**WHAT THE TASK REQUIRES:**
Search the listing below for the word "attached" and copy each line that holds it.

**MATERIAL SHOWN:**
★ ★ ★ ★ ★ ★ ★

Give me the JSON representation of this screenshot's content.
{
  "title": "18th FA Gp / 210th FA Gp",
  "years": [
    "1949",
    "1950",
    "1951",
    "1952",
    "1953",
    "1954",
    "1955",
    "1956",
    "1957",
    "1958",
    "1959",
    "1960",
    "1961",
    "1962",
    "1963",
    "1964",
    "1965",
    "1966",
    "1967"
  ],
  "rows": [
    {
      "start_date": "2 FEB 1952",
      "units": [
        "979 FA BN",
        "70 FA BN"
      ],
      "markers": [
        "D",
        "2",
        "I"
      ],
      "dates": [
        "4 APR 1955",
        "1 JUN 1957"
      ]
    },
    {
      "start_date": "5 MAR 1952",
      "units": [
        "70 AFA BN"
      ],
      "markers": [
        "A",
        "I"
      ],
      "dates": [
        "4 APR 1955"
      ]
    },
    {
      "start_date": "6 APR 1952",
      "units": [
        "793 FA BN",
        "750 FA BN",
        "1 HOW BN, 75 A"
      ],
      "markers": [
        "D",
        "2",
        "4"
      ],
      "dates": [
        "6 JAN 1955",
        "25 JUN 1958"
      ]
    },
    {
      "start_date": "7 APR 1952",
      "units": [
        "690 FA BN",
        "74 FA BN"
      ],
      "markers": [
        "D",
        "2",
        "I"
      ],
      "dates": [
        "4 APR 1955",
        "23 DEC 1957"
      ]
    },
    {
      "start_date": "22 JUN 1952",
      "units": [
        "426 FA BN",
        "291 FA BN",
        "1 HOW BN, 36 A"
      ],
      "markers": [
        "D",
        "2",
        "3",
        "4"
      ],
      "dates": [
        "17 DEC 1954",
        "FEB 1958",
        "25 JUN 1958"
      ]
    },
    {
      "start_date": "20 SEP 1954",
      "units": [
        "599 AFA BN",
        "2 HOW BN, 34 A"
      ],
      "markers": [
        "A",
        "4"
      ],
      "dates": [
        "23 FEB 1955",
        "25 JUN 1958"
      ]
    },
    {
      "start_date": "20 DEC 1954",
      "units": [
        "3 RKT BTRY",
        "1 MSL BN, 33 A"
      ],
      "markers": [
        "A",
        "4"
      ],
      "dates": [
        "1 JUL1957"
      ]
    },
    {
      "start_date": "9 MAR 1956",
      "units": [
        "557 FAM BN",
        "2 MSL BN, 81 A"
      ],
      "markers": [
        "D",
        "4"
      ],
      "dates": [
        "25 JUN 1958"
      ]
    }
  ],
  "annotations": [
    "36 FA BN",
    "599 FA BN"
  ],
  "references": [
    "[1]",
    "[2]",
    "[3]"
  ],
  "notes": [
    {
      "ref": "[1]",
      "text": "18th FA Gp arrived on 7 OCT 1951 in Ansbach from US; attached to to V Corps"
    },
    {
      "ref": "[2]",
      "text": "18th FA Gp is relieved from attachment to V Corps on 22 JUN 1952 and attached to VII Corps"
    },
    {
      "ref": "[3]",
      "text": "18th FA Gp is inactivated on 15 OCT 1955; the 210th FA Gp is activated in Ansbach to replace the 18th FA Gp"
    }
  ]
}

★ ★ ★ ★ ★ ★ ★

**SOLUTION:**
      "text": "18th FA Gp arrived on 7 OCT 1951 in Ansbach from US; attached to to V Corps"
      "text": "18th FA Gp is relieved from attachment to V Corps on 22 JUN 1952 and attached to VII Corps"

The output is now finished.